::: Supplied data :::

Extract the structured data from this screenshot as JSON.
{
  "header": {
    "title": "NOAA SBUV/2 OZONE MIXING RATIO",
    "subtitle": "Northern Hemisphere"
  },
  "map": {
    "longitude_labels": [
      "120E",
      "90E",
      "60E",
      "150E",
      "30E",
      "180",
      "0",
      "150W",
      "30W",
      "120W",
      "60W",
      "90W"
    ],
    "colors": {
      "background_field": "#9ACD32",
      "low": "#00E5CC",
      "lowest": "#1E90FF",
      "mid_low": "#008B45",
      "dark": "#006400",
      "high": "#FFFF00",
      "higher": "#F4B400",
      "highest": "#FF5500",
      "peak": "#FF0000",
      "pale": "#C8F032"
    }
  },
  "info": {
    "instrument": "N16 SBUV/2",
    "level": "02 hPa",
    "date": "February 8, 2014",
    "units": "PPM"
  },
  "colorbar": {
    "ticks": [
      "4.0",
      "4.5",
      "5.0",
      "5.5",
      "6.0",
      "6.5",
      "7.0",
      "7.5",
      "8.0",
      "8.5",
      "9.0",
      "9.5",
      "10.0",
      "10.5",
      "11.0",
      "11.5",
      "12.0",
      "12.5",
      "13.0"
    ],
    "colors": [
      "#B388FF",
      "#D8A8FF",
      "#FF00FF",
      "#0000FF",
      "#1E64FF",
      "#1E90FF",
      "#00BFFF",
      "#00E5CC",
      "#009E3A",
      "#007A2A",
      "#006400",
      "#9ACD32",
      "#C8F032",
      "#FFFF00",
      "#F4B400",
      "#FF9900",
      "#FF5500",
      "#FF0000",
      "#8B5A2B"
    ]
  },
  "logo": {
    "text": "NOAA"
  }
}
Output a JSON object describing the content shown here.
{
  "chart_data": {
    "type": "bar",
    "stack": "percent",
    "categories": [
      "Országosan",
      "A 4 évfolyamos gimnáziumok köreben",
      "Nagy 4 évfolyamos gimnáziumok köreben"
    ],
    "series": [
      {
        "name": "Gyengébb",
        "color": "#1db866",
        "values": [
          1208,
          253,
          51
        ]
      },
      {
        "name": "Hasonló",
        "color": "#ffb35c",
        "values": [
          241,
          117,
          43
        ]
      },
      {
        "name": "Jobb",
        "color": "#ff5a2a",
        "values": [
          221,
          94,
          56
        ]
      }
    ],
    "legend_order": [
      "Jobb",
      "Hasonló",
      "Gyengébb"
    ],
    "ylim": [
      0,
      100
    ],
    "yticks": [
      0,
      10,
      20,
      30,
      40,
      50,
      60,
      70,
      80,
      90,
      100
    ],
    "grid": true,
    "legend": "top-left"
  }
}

:::

Select the lines that carry the string "JSON" and copy them.

Output for this task
Extract the structured data from this screenshot as JSON.
Output a JSON object describing the content shown here.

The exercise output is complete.